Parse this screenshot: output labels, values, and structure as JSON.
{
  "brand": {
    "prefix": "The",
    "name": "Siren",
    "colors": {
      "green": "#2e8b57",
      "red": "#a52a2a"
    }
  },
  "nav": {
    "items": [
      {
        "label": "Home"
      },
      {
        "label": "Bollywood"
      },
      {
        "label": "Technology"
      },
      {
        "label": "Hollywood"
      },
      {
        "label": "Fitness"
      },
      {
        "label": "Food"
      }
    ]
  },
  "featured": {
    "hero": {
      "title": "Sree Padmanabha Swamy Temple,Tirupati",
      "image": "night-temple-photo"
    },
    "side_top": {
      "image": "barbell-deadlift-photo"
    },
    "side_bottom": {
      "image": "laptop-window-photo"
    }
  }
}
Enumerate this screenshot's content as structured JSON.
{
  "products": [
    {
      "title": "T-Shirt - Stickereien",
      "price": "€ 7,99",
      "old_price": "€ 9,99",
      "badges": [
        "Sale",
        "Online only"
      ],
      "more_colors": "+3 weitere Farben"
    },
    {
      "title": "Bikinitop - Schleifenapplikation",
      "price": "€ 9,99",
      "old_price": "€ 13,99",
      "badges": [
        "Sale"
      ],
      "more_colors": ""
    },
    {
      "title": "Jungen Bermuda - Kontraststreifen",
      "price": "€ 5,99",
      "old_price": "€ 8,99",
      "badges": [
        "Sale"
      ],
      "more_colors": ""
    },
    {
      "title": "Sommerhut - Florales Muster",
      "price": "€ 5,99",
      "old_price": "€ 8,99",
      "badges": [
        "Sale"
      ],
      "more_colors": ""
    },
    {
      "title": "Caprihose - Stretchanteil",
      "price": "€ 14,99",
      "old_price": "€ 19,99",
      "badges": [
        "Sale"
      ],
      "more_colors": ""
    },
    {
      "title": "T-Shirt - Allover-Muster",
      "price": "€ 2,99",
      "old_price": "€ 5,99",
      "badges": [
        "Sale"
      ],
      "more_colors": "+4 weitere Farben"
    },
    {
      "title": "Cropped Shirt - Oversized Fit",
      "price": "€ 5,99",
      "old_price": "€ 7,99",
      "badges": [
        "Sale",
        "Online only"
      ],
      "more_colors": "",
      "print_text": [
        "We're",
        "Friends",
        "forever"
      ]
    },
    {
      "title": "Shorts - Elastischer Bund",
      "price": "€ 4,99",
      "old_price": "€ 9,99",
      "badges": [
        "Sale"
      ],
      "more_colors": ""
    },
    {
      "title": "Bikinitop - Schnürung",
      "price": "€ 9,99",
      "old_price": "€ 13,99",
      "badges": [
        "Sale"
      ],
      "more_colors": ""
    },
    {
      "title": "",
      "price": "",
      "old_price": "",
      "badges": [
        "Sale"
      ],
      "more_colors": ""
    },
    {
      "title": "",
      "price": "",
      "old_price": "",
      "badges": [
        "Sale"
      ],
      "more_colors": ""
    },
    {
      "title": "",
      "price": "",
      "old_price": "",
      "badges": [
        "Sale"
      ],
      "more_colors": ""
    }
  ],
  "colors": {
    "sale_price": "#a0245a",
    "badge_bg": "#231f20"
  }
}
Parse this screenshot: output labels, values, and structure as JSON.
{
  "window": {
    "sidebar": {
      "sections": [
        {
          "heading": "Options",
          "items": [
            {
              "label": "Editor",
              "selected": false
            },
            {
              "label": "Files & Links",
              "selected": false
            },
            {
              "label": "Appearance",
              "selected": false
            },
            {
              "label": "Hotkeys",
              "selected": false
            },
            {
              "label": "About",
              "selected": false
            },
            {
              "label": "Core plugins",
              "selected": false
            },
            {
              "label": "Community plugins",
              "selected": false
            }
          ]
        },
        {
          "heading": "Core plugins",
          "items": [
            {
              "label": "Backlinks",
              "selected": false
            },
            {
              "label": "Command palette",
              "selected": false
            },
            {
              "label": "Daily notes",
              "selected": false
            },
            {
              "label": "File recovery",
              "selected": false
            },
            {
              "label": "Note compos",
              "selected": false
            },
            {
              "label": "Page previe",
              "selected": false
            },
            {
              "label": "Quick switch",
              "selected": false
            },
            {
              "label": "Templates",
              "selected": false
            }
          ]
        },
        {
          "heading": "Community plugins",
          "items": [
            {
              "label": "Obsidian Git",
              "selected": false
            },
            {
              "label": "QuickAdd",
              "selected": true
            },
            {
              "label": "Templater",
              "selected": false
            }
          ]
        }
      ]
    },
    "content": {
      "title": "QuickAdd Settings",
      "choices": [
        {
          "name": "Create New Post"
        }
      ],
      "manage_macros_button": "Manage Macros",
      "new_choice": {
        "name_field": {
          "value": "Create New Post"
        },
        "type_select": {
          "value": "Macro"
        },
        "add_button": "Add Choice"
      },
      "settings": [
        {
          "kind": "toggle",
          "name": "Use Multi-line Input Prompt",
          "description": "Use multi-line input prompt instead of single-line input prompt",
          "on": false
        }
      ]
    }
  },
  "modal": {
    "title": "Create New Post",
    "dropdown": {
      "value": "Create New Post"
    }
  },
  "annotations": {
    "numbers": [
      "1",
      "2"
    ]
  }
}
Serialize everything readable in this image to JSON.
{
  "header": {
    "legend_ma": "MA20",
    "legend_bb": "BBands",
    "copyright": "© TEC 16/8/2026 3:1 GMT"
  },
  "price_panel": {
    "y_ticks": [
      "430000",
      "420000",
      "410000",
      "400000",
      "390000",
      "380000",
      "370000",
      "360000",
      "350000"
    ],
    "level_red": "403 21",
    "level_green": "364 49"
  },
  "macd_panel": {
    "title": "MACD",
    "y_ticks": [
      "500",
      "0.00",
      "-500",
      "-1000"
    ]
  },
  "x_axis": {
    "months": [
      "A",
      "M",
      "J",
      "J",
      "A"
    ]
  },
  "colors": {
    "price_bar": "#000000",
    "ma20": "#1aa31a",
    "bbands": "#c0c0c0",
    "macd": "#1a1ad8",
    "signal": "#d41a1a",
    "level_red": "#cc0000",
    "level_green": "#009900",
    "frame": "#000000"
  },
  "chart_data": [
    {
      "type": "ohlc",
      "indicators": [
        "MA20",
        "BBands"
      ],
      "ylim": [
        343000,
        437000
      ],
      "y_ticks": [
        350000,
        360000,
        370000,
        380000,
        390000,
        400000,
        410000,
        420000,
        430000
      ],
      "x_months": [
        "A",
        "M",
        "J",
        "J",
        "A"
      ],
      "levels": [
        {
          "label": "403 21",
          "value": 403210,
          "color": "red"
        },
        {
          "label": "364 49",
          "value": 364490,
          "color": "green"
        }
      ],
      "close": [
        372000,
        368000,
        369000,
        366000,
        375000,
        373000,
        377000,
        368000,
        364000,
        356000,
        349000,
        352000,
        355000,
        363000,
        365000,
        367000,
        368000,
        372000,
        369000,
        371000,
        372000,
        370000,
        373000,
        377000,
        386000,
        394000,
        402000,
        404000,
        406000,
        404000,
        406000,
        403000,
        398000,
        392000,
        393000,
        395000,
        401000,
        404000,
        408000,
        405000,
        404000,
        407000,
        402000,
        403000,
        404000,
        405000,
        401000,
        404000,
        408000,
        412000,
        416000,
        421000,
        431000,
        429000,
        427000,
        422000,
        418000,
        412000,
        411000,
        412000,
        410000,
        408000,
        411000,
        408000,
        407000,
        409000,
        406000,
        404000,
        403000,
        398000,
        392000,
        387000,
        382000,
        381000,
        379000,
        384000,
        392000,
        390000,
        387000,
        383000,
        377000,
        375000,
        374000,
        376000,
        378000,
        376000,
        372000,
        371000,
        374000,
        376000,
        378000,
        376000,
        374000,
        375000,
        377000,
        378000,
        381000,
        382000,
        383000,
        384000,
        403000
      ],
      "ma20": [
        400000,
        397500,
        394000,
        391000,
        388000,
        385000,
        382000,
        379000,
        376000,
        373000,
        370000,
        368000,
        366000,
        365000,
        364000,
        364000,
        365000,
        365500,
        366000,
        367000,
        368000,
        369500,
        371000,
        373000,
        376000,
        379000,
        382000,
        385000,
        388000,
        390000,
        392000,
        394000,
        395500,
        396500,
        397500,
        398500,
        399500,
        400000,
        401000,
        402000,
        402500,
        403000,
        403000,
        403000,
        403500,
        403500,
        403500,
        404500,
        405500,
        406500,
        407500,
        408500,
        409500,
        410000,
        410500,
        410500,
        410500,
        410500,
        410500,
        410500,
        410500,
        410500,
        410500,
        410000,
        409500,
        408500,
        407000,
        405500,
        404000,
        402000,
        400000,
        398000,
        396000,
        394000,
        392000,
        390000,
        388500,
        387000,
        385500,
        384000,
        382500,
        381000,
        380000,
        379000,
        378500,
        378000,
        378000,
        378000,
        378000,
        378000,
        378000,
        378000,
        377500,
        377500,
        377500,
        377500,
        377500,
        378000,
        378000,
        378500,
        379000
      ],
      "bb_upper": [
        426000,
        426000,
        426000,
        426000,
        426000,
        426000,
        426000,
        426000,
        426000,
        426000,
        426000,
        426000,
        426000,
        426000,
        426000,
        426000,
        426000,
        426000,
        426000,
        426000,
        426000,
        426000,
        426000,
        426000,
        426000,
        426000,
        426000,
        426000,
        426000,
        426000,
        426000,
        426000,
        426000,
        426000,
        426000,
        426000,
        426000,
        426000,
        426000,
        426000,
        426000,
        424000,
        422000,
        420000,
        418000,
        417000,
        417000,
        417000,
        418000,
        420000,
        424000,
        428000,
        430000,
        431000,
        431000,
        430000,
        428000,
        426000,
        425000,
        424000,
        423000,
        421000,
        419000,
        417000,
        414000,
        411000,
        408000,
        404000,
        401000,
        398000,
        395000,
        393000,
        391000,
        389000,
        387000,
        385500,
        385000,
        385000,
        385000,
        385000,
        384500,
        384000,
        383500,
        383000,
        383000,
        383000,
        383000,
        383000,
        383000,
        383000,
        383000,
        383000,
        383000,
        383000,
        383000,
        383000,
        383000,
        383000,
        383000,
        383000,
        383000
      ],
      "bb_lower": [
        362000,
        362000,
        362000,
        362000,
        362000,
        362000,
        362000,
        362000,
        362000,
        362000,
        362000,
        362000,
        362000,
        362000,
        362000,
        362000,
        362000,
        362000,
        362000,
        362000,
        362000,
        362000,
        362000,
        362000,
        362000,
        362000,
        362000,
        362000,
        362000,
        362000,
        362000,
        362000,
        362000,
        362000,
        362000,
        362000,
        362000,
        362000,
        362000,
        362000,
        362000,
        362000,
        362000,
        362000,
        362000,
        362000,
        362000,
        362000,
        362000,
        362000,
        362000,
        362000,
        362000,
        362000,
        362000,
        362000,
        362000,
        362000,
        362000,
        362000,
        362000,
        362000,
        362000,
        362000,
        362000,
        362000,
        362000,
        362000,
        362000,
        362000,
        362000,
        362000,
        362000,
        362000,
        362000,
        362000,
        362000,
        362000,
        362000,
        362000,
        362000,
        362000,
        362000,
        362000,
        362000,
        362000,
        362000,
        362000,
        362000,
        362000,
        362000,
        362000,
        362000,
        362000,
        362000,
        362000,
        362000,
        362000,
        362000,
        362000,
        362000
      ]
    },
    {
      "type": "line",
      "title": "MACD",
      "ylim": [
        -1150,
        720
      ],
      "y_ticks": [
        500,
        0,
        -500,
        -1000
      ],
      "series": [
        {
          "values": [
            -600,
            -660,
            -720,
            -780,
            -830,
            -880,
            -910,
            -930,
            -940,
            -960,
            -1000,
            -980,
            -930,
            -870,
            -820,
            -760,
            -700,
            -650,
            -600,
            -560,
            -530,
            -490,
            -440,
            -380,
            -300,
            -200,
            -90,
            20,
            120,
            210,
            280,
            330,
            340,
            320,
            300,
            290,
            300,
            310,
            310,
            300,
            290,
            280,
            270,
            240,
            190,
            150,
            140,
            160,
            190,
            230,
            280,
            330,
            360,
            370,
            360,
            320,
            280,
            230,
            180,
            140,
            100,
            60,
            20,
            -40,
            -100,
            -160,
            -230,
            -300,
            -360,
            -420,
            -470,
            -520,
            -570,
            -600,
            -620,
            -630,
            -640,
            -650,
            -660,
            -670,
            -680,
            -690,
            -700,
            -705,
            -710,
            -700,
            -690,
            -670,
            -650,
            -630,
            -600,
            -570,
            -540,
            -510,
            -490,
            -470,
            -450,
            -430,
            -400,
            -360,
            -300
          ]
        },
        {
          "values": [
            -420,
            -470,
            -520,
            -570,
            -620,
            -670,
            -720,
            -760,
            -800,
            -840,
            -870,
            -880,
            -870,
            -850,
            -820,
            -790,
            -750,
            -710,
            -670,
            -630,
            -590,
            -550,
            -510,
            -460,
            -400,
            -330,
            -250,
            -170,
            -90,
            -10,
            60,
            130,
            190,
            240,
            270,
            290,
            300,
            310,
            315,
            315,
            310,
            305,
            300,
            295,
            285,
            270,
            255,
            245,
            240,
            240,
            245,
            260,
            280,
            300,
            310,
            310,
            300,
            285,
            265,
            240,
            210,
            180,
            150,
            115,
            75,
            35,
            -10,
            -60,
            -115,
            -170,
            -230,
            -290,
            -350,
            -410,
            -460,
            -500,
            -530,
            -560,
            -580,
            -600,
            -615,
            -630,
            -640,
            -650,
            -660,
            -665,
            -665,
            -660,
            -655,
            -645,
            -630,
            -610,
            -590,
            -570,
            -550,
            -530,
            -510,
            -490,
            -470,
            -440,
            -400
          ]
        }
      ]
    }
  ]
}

------------------------------------------------

### PROMPT:
State only the count of lines above that hold the string "plugins".

### THE OUTPUT:
4